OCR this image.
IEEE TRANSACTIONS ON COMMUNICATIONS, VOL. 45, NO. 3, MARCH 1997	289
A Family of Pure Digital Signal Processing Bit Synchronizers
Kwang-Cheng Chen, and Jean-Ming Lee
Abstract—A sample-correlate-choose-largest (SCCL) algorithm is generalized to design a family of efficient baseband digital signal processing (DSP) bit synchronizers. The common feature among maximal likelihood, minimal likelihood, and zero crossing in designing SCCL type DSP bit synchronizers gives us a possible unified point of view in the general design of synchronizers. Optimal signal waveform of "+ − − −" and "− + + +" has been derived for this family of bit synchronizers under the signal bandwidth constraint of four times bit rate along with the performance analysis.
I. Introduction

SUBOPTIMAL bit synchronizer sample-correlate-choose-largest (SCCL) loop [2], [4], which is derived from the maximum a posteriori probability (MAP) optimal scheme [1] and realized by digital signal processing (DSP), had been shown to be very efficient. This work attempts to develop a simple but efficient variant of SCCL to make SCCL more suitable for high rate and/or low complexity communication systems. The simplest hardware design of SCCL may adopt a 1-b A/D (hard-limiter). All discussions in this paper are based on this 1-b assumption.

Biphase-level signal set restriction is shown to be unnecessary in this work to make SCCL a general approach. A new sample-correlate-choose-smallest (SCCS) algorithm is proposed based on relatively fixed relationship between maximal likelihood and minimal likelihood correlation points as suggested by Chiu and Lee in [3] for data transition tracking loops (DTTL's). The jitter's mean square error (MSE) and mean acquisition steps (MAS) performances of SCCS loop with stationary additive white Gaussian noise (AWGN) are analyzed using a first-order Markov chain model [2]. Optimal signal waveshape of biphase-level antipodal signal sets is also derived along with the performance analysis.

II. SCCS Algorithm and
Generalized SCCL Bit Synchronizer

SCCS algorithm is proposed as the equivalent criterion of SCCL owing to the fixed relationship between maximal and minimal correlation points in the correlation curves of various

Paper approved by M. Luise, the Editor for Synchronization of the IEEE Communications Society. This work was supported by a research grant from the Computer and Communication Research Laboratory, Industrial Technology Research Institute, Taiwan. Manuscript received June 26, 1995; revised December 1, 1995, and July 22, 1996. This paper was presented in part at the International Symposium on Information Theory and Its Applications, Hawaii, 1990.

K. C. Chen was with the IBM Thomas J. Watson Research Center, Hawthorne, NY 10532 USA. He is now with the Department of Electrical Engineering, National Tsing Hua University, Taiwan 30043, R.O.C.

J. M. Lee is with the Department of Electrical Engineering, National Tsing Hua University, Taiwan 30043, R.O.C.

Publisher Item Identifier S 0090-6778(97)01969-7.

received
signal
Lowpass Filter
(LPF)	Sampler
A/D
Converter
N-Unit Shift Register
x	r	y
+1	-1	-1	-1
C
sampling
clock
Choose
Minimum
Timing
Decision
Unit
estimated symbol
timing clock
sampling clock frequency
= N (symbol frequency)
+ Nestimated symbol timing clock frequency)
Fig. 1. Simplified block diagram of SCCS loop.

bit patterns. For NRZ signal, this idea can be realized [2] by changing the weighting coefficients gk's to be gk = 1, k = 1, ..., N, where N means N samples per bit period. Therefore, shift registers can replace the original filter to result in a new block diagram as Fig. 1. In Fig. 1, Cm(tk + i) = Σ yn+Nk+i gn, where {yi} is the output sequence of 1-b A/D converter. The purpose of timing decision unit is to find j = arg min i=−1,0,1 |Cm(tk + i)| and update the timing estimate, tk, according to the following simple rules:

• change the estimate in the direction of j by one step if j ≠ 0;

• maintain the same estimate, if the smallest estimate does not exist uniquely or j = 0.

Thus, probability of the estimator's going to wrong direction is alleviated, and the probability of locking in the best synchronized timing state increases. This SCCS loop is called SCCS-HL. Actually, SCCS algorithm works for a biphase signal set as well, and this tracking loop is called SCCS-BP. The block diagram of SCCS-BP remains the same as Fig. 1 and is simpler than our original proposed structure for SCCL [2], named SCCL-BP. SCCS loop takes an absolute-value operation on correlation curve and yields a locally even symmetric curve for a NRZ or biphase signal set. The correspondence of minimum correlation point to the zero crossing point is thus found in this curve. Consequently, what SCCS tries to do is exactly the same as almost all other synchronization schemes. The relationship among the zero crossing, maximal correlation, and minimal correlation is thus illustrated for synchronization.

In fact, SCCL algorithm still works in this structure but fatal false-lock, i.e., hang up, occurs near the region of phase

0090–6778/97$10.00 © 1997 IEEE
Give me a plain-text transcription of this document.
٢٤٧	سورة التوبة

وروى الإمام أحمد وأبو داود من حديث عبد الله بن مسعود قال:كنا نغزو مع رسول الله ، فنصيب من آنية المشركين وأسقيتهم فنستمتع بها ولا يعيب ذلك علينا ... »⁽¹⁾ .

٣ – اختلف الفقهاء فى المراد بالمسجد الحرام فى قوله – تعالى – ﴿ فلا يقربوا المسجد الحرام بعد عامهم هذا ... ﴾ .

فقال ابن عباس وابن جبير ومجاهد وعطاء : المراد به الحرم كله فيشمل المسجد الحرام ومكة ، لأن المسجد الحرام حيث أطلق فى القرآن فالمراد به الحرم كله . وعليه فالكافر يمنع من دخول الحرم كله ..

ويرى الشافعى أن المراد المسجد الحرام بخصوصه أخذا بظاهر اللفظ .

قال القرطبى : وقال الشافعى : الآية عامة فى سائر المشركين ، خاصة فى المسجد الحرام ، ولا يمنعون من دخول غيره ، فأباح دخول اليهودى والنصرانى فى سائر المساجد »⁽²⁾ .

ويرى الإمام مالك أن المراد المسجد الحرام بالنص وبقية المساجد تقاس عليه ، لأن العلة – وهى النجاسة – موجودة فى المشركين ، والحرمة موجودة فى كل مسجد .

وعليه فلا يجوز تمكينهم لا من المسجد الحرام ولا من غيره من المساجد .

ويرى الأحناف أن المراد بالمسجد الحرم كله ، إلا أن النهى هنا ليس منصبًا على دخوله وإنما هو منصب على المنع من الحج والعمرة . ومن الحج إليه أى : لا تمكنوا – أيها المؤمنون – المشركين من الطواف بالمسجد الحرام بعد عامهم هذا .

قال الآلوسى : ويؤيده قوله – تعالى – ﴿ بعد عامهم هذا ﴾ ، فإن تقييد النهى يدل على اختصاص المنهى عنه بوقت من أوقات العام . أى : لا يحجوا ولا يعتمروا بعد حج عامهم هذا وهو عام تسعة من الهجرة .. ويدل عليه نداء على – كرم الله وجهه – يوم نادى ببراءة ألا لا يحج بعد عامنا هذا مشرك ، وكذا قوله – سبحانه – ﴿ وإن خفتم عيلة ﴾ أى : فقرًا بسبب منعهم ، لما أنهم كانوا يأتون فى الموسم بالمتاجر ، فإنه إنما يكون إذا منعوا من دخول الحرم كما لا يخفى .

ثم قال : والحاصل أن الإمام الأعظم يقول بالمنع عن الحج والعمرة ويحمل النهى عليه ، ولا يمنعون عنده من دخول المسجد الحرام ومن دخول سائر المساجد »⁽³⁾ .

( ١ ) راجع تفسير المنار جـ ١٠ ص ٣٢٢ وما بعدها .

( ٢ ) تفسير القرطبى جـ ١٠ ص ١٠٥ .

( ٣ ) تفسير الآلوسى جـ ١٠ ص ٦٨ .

######

**Work to be completed**. Which lines above contain the word "القرطبى"? Copy each of them.

**Written answer**.
قال القرطبى : وقال الشافعى : الآية عامة فى سائر المشركين ، خاصة فى المسجد الحرام ، ولا يمنعون من دخول غيره ، فأباح دخول اليهودى والنصرانى فى سائر المساجد »⁽²⁾ .
( ٢ ) تفسير القرطبى جـ ١٠ ص ١٠٥ .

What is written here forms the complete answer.